◆ PROBLEM TO SOLVE ◆
Tally the lines that hold the string "development", and reply with the count alone.

>> begin THE RECORDS

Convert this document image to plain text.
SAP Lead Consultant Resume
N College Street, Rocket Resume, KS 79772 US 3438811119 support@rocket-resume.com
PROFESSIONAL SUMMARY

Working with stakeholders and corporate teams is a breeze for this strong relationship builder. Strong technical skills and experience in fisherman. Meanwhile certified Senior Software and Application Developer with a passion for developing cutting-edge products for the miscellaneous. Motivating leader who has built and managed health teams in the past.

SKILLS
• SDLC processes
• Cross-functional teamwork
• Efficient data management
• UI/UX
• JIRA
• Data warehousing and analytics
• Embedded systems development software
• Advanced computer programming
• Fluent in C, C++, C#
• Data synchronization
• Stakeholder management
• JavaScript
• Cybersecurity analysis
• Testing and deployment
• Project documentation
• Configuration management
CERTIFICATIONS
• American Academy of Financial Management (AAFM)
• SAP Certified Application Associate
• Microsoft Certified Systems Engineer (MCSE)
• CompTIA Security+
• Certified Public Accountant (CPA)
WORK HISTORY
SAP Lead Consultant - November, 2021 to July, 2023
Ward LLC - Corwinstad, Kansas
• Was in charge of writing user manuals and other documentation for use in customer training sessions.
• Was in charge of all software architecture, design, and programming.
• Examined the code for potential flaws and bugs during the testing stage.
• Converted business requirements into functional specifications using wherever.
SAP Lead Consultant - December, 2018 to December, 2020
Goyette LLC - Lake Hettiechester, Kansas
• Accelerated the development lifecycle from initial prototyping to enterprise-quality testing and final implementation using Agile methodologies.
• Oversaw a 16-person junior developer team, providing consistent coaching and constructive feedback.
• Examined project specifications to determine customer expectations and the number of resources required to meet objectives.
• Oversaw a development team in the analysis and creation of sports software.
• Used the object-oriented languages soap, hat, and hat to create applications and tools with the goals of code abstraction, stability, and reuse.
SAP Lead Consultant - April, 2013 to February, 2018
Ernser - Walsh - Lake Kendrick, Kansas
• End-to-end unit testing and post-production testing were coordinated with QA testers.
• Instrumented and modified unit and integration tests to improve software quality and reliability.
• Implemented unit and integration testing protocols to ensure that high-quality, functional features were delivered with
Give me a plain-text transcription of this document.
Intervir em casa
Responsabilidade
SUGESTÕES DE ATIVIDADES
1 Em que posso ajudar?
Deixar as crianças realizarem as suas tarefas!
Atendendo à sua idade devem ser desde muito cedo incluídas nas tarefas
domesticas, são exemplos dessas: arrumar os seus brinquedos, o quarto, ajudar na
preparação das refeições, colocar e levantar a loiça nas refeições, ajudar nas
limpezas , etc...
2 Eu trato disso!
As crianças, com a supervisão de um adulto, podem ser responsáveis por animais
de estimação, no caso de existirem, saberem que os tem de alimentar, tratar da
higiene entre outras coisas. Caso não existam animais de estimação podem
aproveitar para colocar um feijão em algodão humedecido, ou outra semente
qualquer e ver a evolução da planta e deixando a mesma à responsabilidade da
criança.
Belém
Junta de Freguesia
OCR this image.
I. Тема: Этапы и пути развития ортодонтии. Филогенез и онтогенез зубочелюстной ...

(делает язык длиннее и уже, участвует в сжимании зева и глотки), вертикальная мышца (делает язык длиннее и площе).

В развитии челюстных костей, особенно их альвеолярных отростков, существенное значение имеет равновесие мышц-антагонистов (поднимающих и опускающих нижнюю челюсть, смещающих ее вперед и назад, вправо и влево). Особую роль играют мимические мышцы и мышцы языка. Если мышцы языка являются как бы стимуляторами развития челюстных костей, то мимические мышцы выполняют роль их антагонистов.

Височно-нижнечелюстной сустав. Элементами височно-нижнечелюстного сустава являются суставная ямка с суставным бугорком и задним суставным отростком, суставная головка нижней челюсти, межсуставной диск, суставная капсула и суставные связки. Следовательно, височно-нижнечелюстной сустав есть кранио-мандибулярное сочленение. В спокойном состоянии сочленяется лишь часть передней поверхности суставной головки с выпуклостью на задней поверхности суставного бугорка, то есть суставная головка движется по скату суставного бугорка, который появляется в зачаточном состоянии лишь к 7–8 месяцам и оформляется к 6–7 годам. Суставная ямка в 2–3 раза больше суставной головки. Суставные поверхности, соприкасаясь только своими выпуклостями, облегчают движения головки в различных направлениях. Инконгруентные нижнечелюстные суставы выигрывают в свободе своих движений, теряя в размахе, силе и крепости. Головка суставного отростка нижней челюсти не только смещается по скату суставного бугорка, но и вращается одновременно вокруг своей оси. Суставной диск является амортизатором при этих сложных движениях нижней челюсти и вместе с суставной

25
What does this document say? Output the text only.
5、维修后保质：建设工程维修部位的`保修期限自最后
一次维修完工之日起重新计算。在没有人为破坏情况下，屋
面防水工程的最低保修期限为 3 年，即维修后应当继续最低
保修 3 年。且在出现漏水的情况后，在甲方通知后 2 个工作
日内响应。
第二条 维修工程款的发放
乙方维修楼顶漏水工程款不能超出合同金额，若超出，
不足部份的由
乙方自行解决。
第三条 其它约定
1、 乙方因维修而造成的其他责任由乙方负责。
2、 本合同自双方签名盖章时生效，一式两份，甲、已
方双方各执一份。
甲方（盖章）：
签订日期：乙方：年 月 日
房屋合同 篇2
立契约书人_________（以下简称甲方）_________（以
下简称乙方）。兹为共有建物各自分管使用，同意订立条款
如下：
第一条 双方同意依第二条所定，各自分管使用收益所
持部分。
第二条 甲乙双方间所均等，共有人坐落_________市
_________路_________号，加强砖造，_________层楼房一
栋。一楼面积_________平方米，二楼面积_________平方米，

>> end THE RECORDS

◆ ANSWER TO THIS TASK ◆
3